DIRECTIONS:
Search the records that follow and extract every line containing the string "Messager".

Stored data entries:

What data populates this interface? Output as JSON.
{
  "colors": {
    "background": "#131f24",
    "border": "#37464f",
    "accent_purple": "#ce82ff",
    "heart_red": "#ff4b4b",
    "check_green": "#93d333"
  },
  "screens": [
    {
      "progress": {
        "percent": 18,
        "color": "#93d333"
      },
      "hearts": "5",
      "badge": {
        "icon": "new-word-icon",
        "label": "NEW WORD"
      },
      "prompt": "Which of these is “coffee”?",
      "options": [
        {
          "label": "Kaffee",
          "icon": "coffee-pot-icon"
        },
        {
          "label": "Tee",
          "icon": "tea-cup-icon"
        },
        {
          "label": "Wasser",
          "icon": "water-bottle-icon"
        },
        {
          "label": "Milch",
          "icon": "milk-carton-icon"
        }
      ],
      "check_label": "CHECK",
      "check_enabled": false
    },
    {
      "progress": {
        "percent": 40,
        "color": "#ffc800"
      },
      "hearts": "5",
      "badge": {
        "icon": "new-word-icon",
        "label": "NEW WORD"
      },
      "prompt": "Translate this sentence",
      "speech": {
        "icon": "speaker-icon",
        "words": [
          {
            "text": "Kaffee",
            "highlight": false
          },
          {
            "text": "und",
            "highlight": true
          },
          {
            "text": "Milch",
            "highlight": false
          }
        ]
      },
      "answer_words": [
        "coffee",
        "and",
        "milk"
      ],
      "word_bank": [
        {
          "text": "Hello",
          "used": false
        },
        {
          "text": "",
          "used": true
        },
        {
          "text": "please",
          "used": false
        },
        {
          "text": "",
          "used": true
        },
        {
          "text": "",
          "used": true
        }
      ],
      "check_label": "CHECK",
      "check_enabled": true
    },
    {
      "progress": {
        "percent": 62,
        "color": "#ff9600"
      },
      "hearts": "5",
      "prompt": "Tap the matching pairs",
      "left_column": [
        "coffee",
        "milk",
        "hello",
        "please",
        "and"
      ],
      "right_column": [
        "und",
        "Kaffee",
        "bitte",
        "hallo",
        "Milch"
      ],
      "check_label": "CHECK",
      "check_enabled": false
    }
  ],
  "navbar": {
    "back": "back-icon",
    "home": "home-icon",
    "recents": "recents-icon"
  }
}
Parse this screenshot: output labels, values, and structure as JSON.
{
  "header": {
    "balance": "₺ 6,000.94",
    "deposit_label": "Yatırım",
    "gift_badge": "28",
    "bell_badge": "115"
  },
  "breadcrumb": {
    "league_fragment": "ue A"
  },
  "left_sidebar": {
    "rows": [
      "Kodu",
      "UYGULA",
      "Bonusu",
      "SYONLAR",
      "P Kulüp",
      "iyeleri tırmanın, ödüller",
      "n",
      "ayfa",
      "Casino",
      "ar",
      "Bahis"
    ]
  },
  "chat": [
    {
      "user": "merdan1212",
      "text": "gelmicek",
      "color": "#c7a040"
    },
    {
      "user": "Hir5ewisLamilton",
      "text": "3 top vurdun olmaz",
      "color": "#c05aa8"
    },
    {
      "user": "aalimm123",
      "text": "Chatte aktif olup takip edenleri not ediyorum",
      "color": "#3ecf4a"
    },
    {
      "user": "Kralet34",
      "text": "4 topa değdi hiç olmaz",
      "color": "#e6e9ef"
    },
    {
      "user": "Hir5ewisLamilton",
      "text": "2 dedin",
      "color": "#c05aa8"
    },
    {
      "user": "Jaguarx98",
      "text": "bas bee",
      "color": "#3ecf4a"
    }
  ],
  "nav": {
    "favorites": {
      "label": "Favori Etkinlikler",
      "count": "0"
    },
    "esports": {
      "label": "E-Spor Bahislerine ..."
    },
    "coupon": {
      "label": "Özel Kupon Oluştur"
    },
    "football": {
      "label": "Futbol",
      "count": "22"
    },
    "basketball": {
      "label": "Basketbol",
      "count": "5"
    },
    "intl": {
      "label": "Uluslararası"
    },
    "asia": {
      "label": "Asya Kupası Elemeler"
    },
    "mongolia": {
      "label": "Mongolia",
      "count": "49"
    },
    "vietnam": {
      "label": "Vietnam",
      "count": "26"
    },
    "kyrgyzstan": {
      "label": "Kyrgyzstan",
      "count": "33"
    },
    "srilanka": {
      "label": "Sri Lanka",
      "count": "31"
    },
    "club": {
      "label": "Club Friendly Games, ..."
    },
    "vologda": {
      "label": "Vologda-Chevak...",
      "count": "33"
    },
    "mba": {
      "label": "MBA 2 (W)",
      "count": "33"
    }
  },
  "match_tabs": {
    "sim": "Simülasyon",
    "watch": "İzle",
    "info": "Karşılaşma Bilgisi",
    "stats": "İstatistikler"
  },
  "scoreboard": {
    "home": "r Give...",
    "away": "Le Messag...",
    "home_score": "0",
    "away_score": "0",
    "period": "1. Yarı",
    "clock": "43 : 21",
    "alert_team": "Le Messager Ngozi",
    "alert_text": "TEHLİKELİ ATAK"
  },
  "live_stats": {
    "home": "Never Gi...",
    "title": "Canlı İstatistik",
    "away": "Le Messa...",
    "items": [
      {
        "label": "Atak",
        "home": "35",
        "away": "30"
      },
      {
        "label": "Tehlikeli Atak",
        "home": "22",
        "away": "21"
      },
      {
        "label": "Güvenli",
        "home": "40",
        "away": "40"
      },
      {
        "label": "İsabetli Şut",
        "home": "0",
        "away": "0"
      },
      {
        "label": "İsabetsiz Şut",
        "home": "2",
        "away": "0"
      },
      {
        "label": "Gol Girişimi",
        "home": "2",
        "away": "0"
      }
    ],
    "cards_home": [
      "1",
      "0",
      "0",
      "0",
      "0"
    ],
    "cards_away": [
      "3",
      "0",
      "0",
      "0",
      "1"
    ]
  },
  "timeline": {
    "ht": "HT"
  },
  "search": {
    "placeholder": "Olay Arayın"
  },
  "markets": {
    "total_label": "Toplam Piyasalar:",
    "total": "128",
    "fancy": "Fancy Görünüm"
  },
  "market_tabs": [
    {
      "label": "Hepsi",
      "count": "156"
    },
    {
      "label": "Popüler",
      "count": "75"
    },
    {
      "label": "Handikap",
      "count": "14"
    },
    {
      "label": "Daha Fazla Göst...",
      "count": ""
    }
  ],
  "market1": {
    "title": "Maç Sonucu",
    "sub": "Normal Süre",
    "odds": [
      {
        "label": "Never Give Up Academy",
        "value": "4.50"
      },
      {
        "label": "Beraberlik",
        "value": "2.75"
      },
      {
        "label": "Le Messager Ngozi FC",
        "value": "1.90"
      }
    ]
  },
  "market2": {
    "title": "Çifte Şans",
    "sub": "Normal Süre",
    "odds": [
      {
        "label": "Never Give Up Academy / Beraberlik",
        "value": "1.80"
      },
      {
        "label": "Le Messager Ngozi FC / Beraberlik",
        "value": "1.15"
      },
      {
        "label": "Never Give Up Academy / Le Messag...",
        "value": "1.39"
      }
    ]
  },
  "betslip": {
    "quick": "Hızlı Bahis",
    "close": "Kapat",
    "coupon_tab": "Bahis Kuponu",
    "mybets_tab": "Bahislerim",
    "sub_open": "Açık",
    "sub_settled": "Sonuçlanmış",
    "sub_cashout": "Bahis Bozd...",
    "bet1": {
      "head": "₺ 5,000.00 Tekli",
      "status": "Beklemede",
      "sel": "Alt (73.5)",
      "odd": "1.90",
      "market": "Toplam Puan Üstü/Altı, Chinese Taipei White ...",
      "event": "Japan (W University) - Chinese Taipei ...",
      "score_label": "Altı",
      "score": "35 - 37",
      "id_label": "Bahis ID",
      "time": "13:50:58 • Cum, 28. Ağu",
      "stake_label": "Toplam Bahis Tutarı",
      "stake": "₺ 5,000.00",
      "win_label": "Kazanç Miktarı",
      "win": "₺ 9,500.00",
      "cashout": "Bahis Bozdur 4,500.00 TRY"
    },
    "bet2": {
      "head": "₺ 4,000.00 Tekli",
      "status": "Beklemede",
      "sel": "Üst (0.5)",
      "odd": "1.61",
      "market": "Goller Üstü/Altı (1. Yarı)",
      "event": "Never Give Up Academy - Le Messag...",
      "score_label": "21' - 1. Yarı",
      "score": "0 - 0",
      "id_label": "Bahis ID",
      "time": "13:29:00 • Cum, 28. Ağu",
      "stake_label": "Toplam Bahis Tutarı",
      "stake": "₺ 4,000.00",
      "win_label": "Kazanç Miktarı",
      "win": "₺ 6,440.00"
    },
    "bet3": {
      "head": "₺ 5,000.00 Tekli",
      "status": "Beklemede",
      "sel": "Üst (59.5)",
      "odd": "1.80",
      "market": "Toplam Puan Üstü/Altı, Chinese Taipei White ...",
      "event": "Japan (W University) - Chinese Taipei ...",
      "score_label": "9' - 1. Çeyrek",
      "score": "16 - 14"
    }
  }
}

COMPLETE RESPONSE:
    "alert_team": "Le Messager Ngozi",
        "label": "Le Messager Ngozi FC",
        "label": "Le Messager Ngozi FC / Beraberlik",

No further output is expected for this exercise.